** WRITTEN TASK **
Set each entry down verbatim, omitting images.

[Dataset items]

>> start

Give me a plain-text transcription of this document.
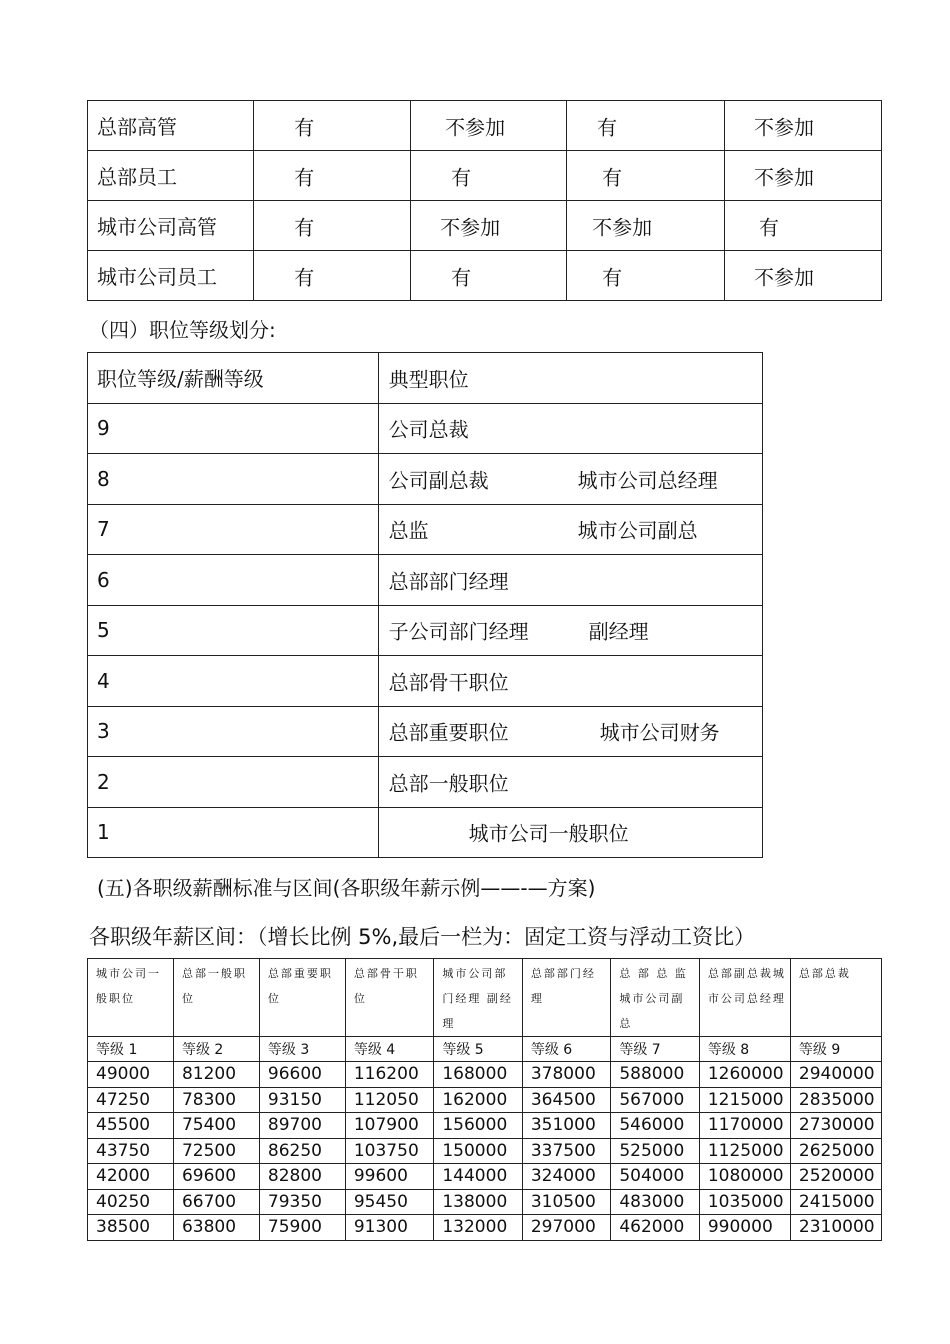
总部高管	有	不参加	有	不参加

总部员工	有	有	有	不参加

城市公司高管	有	不参加	不参加	有

城市公司员工	有	有	有	不参加
（四）职位等级划分:
职位等级/薪酬等级	典型职位

9	公司总裁

8	公司副总裁 城市公司总经理

7	总监 城市公司副总

6	总部部门经理

5	子公司部门经理 副经理

4	总部骨干职位

3	总部重要职位 城市公司财务

2	总部一般职位

1	城市公司一般职位
(五)各职级薪酬标准与区间(各职级年薪示例——-—方案)
各职级年薪区间：（增长比例 5%,最后一栏为：固定工资与浮动工资比）
城市公司一般职位	总部一般职位	总部重要职位	总部骨干职位	城市公司部门经理 副经理	总部部门经理	总 部 总 监 城市公司副总	总部副总裁城市公司总经理	总部总裁
等级 1	等级 2	等级 3	等级 4	等级 5	等级 6	等级 7	等级 8	等级 9
49000	81200	96600	116200	168000	378000	588000	1260000	2940000
47250	78300	93150	112050	162000	364500	567000	1215000	2835000
45500	75400	89700	107900	156000	351000	546000	1170000	2730000
43750	72500	86250	103750	150000	337500	525000	1125000	2625000
42000	69600	82800	99600	144000	324000	504000	1080000	2520000
40250	66700	79350	95450	138000	310500	483000	1035000	2415000
38500	63800	75900	91300	132000	297000	462000	990000	2310000
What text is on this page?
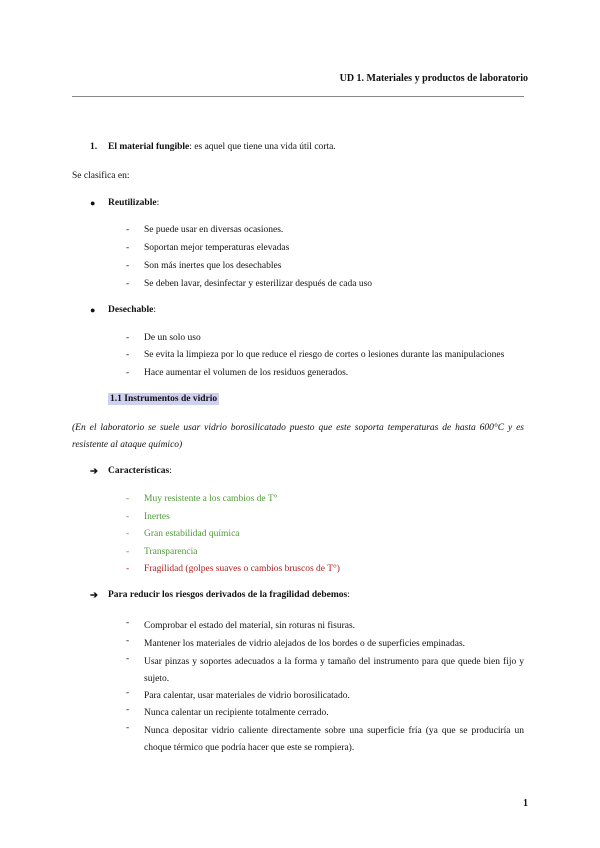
UD 1. Materiales y productos de laboratorio
1. El material fungible: es aquel que tiene una vida útil corta.
Se clasifica en:
● Reutilizable:
- Se puede usar en diversas ocasiones.
- Soportan mejor temperaturas elevadas
- Son más inertes que los desechables
- Se deben lavar, desinfectar y esterilizar después de cada uso
● Desechable:
- De un solo uso
- Se evita la limpieza por lo que reduce el riesgo de cortes o lesiones durante las manipulaciones
- Hace aumentar el volumen de los residuos generados.
1.1 Instrumentos de vidrio
(En el laboratorio se suele usar vidrio borosilicatado puesto que este soporta temperaturas de hasta 600°C y es resistente al ataque químico)
➔ Características:
- Muy resistente a los cambios de T°
- Inertes
- Gran estabilidad química
- Transparencia
- Fragilidad (golpes suaves o cambios bruscos de T°)
➔ Para reducir los riesgos derivados de la fragilidad debemos:
- Comprobar el estado del material, sin roturas ni fisuras.
- Mantener los materiales de vidrio alejados de los bordes o de superficies empinadas.
- Usar pinzas y soportes adecuados a la forma y tamaño del instrumento para que quede bien fijo y sujeto.
- Para calentar, usar materiales de vidrio borosilicatado.
- Nunca calentar un recipiente totalmente cerrado.
- Nunca depositar vidrio caliente directamente sobre una superficie fría (ya que se produciría un choque térmico que podría hacer que este se rompiera).
1
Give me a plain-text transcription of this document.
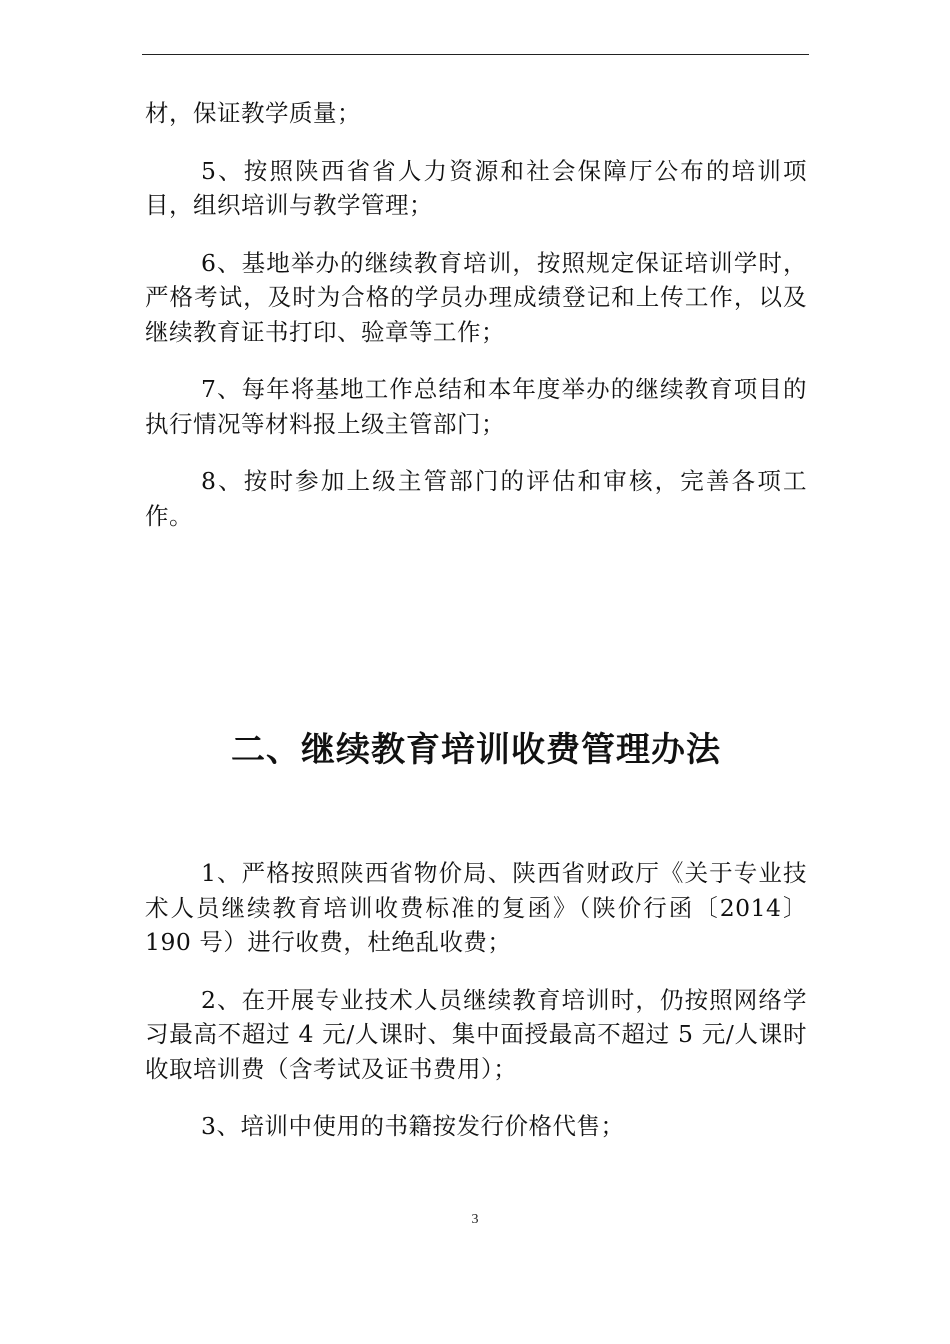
材，保证教学质量；

5、按照陕西省省人力资源和社会保障厅公布的培训项目，组织培训与教学管理；

6、基地举办的继续教育培训，按照规定保证培训学时，严格考试，及时为合格的学员办理成绩登记和上传工作，以及继续教育证书打印、验章等工作；

7、每年将基地工作总结和本年度举办的继续教育项目的执行情况等材料报上级主管部门；

8、按时参加上级主管部门的评估和审核，完善各项工作。

二、继续教育培训收费管理办法

1、严格按照陕西省物价局、陕西省财政厅《关于专业技术人员继续教育培训收费标准的复函》（陕价行函〔2014〕190 号）进行收费，杜绝乱收费；

2、在开展专业技术人员继续教育培训时，仍按照网络学习最高不超过 4 元/人课时、集中面授最高不超过 5 元/人课时收取培训费（含考试及证书费用）；

3、培训中使用的书籍按发行价格代售；

3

>> end

** THE ANSWER **
Give me a plain-text transcription of this document.
总部高管	有	不参加	有	不参加

总部员工	有	有	有	不参加

城市公司高管	有	不参加	不参加	有

城市公司员工	有	有	有	不参加
（四）职位等级划分:
职位等级/薪酬等级	典型职位

9	公司总裁

8	公司副总裁 城市公司总经理

7	总监 城市公司副总

6	总部部门经理

5	子公司部门经理 副经理

4	总部骨干职位

3	总部重要职位 城市公司财务

2	总部一般职位

1	城市公司一般职位
(五)各职级薪酬标准与区间(各职级年薪示例——-—方案)
各职级年薪区间：（增长比例 5%,最后一栏为：固定工资与浮动工资比）
城市公司一般职位	总部一般职位	总部重要职位	总部骨干职位	城市公司部门经理 副经理	总部部门经理	总 部 总 监 城市公司副总	总部副总裁城市公司总经理	总部总裁
等级 1	等级 2	等级 3	等级 4	等级 5	等级 6	等级 7	等级 8	等级 9
49000	81200	96600	116200	168000	378000	588000	1260000	2940000
47250	78300	93150	112050	162000	364500	567000	1215000	2835000
45500	75400	89700	107900	156000	351000	546000	1170000	2730000
43750	72500	86250	103750	150000	337500	525000	1125000	2625000
42000	69600	82800	99600	144000	324000	504000	1080000	2520000
40250	66700	79350	95450	138000	310500	483000	1035000	2415000
38500	63800	75900	91300	132000	297000	462000	990000	2310000
What text is on this page?
UD 1. Materiales y productos de laboratorio
1. El material fungible: es aquel que tiene una vida útil corta.
Se clasifica en:
● Reutilizable:
- Se puede usar en diversas ocasiones.
- Soportan mejor temperaturas elevadas
- Son más inertes que los desechables
- Se deben lavar, desinfectar y esterilizar después de cada uso
● Desechable:
- De un solo uso
- Se evita la limpieza por lo que reduce el riesgo de cortes o lesiones durante las manipulaciones
- Hace aumentar el volumen de los residuos generados.
1.1 Instrumentos de vidrio
(En el laboratorio se suele usar vidrio borosilicatado puesto que este soporta temperaturas de hasta 600°C y es resistente al ataque químico)
➔ Características:
- Muy resistente a los cambios de T°
- Inertes
- Gran estabilidad química
- Transparencia
- Fragilidad (golpes suaves o cambios bruscos de T°)
➔ Para reducir los riesgos derivados de la fragilidad debemos:
- Comprobar el estado del material, sin roturas ni fisuras.
- Mantener los materiales de vidrio alejados de los bordes o de superficies empinadas.
- Usar pinzas y soportes adecuados a la forma y tamaño del instrumento para que quede bien fijo y sujeto.
- Para calentar, usar materiales de vidrio borosilicatado.
- Nunca calentar un recipiente totalmente cerrado.
- Nunca depositar vidrio caliente directamente sobre una superficie fría (ya que se produciría un choque térmico que podría hacer que este se rompiera).
1
Give me a plain-text transcription of this document.
材，保证教学质量；

5、按照陕西省省人力资源和社会保障厅公布的培训项目，组织培训与教学管理；

6、基地举办的继续教育培训，按照规定保证培训学时，严格考试，及时为合格的学员办理成绩登记和上传工作，以及继续教育证书打印、验章等工作；

7、每年将基地工作总结和本年度举办的继续教育项目的执行情况等材料报上级主管部门；

8、按时参加上级主管部门的评估和审核，完善各项工作。

二、继续教育培训收费管理办法

1、严格按照陕西省物价局、陕西省财政厅《关于专业技术人员继续教育培训收费标准的复函》（陕价行函〔2014〕190 号）进行收费，杜绝乱收费；

2、在开展专业技术人员继续教育培训时，仍按照网络学习最高不超过 4 元/人课时、集中面授最高不超过 5 元/人课时收取培训费（含考试及证书费用）；

3、培训中使用的书籍按发行价格代售；

3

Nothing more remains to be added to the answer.